What this task involves: Draw out every line with the word "资料来源" from the listing below.

Data to use:

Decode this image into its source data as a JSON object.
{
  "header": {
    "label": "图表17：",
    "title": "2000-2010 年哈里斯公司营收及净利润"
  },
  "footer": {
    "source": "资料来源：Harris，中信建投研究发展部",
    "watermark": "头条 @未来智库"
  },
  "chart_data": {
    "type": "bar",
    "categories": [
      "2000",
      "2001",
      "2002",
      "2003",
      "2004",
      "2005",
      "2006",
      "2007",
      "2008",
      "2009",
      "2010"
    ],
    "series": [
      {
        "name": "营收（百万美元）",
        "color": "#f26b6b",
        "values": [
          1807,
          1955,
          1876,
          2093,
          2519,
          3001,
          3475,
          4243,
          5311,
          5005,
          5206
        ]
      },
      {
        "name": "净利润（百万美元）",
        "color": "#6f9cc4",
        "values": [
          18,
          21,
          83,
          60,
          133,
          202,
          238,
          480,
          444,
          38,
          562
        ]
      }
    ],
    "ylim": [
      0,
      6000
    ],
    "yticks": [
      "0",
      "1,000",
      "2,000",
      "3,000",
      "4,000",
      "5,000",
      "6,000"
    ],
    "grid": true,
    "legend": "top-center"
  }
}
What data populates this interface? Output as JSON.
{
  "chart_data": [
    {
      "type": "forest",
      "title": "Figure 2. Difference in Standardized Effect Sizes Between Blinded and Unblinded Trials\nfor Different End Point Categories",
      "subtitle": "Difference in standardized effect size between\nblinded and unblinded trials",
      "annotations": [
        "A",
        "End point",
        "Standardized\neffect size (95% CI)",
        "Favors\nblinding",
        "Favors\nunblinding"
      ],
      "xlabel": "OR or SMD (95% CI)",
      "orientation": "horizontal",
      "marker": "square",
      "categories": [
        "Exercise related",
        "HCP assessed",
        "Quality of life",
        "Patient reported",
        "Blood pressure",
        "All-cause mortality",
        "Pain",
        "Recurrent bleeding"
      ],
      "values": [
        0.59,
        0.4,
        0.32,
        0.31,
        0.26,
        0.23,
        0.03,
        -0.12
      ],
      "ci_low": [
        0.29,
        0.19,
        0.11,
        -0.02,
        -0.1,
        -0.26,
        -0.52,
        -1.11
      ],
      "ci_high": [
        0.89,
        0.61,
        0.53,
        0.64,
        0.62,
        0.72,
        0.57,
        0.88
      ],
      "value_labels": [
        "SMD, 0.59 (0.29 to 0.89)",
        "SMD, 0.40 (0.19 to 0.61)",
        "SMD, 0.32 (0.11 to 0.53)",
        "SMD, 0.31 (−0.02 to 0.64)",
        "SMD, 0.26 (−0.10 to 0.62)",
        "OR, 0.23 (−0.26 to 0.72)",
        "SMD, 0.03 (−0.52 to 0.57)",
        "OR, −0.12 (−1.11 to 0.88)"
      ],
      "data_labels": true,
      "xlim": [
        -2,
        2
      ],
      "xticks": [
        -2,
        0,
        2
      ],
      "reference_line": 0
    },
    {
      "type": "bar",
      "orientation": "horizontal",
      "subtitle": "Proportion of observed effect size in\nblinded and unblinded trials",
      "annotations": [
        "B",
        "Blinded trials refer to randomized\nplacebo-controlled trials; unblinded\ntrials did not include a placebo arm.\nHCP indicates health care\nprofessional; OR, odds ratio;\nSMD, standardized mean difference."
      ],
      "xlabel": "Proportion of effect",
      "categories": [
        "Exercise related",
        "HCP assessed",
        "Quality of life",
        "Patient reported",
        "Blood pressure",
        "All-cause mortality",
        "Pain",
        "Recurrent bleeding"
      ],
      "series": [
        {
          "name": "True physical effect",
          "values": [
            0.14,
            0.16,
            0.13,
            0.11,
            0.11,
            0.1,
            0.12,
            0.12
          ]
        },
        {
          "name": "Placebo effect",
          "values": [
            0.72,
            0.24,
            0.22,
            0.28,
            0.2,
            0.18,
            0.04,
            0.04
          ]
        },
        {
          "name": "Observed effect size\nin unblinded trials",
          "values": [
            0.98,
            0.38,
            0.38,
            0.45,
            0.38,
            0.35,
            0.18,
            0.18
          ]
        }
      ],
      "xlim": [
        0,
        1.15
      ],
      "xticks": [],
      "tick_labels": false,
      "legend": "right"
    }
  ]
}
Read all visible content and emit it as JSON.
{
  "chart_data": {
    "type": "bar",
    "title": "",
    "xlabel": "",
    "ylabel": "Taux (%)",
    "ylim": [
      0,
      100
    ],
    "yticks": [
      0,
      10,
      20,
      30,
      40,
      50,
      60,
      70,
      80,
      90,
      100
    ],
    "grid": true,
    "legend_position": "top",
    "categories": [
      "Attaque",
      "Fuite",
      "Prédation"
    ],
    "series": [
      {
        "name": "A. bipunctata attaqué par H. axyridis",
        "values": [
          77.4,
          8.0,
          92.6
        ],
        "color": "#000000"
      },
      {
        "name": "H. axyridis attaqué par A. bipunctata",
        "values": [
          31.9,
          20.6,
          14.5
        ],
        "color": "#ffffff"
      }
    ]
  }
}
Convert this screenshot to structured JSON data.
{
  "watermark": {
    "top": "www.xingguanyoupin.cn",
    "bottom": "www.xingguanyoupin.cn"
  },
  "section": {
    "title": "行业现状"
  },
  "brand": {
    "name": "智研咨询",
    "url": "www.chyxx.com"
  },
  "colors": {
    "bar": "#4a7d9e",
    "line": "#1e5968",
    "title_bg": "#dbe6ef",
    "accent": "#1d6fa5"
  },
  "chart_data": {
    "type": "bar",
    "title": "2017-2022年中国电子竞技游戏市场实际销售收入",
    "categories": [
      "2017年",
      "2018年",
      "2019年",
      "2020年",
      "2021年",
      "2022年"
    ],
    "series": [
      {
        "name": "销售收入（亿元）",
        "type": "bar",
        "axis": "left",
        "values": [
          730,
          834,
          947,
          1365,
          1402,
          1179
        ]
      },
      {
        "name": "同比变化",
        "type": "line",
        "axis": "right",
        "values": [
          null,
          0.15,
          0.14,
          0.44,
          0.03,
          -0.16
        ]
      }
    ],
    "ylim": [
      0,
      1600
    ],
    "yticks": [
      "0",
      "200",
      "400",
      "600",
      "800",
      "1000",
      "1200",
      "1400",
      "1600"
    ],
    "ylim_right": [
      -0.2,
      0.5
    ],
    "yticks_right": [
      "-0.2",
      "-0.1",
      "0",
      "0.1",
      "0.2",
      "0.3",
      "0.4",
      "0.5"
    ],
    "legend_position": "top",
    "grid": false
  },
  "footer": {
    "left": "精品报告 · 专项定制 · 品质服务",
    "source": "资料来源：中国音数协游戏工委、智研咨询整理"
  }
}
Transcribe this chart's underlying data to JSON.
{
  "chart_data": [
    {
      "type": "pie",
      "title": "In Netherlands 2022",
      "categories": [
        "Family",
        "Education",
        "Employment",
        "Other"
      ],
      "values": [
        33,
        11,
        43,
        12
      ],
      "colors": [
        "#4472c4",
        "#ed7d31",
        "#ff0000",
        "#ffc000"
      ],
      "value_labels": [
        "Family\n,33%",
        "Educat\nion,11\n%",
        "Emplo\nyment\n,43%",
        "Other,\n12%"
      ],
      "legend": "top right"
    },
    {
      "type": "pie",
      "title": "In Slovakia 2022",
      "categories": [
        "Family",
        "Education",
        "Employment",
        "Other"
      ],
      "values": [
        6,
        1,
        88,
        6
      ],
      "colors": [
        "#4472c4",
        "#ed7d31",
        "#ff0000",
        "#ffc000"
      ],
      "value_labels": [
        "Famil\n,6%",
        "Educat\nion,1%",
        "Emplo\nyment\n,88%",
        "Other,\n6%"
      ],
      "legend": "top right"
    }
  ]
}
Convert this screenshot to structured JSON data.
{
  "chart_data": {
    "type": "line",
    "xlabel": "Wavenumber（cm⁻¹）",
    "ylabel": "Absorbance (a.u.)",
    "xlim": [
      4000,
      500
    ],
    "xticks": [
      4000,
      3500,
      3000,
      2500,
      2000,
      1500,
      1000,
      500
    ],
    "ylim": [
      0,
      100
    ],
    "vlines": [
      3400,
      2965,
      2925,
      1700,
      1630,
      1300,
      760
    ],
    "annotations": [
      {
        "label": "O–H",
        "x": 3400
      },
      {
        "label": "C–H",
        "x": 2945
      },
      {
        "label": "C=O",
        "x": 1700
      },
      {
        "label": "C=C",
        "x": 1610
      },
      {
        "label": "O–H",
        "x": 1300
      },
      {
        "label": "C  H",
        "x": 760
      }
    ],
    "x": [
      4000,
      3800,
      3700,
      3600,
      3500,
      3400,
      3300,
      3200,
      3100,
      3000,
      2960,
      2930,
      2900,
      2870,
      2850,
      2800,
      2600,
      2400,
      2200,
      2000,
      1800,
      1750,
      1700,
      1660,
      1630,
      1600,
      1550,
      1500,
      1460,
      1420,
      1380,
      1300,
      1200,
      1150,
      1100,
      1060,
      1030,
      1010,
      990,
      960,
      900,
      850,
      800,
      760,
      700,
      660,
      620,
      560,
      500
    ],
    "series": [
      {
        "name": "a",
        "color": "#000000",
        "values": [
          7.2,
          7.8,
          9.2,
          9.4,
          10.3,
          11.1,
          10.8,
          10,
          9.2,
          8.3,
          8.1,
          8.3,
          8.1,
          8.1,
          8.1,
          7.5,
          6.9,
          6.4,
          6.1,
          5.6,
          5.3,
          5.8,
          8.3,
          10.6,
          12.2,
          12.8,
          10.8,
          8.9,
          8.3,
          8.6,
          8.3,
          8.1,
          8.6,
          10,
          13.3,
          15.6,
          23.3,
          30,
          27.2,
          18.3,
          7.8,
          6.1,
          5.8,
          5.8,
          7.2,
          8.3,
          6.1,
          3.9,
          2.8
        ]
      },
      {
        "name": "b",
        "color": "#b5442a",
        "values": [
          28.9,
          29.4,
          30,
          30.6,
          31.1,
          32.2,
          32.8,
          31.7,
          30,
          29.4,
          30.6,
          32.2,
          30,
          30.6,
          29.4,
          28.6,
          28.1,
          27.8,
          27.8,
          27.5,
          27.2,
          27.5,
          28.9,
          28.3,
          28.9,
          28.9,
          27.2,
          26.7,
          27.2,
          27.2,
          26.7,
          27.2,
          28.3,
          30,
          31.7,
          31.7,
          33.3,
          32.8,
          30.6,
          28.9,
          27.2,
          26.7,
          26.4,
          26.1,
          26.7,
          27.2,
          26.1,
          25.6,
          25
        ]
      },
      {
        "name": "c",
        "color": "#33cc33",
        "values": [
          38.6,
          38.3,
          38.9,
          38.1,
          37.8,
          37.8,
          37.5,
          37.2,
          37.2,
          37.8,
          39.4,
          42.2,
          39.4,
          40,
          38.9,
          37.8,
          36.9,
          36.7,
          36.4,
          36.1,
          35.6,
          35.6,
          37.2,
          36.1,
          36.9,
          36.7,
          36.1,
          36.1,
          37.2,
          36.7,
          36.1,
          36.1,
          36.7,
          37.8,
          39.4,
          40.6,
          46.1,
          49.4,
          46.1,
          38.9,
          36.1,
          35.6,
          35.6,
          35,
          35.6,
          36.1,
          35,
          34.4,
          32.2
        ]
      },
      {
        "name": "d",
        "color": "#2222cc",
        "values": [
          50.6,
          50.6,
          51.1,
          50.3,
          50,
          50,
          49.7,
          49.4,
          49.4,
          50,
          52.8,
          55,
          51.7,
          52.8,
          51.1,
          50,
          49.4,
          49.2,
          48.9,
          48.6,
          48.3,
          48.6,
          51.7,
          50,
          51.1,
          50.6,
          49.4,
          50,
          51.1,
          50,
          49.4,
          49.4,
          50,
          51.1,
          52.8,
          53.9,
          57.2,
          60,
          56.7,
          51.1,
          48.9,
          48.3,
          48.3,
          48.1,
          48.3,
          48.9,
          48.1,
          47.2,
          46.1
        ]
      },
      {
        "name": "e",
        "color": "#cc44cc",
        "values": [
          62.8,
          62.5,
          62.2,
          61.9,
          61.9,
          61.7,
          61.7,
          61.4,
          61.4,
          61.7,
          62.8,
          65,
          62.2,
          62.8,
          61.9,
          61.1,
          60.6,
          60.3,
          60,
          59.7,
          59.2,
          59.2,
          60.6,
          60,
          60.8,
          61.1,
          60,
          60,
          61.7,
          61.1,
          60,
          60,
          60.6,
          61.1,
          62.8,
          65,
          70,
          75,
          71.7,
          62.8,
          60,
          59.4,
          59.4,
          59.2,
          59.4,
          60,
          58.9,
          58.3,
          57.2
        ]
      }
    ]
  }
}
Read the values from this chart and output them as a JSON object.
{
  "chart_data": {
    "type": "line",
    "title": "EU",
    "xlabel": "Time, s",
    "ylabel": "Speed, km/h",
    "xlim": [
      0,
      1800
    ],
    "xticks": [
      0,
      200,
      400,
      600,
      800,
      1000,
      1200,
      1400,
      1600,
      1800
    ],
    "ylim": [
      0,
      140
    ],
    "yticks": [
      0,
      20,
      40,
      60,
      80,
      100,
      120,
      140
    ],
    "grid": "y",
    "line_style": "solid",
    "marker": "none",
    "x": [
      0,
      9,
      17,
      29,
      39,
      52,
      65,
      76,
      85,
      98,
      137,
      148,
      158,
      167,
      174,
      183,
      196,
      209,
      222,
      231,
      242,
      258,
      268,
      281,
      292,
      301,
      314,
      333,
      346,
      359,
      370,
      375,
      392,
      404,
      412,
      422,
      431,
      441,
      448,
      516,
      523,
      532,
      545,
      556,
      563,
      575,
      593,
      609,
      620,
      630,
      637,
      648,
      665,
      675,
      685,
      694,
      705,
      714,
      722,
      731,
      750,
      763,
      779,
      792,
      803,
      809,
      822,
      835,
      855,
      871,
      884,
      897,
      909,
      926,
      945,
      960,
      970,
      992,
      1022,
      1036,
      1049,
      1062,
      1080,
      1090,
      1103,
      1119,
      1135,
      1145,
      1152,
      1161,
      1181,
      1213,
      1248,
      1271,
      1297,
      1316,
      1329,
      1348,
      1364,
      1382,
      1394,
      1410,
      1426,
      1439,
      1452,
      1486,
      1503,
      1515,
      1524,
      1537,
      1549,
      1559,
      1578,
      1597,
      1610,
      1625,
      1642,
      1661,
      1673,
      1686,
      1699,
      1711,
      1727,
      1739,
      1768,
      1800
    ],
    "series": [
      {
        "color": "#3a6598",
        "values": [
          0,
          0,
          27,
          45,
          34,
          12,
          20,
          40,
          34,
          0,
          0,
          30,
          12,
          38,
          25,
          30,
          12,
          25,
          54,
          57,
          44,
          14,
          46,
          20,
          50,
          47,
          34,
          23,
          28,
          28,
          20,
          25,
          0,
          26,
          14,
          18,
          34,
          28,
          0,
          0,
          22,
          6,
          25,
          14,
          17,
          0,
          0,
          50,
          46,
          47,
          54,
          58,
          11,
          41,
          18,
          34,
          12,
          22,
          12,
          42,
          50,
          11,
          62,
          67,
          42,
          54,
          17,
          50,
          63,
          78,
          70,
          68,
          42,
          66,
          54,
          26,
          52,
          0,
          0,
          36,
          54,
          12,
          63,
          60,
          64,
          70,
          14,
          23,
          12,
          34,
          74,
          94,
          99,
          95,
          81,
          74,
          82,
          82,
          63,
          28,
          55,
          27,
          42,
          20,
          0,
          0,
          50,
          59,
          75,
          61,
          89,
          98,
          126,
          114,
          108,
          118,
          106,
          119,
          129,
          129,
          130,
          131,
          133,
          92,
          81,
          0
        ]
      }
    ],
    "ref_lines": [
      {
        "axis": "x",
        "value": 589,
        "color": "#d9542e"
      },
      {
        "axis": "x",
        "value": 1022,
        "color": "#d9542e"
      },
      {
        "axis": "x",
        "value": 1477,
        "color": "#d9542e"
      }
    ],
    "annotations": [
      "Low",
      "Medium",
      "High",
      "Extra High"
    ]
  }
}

Written solution:
    "source": "资料来源：Harris，中信建投研究发展部",
    "source": "资料来源：中国音数协游戏工委、智研咨询整理"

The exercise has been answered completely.